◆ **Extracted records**
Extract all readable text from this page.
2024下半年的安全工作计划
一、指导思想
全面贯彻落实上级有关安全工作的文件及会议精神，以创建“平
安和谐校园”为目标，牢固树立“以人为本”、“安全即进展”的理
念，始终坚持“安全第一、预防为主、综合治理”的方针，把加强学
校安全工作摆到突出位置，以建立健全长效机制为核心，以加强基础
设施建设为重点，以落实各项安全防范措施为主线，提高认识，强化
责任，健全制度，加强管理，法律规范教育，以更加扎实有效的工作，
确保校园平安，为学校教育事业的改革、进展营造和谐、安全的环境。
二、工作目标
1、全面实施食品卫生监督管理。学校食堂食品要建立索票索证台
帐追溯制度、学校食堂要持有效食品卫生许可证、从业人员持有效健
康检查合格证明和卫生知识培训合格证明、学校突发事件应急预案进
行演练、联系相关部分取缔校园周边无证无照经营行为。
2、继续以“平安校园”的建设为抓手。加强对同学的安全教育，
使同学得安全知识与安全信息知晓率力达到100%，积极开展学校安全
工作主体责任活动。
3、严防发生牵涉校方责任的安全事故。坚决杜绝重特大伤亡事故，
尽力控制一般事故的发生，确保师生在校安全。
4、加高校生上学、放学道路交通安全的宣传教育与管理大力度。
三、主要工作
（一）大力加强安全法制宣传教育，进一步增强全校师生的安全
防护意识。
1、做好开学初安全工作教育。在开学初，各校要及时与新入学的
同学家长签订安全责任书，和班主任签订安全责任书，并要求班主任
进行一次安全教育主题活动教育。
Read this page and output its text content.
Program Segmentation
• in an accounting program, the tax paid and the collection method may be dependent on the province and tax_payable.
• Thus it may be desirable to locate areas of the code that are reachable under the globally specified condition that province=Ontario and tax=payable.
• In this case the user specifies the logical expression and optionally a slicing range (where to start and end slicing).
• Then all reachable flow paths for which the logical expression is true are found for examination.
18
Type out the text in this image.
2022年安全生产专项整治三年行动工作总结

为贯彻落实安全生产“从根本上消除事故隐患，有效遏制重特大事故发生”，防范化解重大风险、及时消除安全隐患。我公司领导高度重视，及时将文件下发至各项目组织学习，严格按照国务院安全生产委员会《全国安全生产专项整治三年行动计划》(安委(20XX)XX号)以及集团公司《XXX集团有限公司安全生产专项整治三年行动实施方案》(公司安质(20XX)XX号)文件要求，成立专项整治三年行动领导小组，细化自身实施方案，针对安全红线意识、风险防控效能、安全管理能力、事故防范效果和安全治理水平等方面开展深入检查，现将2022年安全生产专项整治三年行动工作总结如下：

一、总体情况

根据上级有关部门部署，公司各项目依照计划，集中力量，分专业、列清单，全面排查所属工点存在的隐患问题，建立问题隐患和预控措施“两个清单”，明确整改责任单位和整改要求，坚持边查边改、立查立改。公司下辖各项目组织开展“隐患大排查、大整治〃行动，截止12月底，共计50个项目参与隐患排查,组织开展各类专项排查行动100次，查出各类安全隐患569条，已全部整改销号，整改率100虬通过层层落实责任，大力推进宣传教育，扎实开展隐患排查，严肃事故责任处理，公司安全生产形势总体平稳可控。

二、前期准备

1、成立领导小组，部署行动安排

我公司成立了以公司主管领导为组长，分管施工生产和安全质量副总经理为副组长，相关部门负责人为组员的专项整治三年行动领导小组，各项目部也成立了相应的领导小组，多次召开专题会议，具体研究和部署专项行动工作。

◆ **Exercise task**
Pick out lines containing the word "page", each one as written.

◆ **Complete answer**
Extract all readable text from this page.
Read this page and output its text content.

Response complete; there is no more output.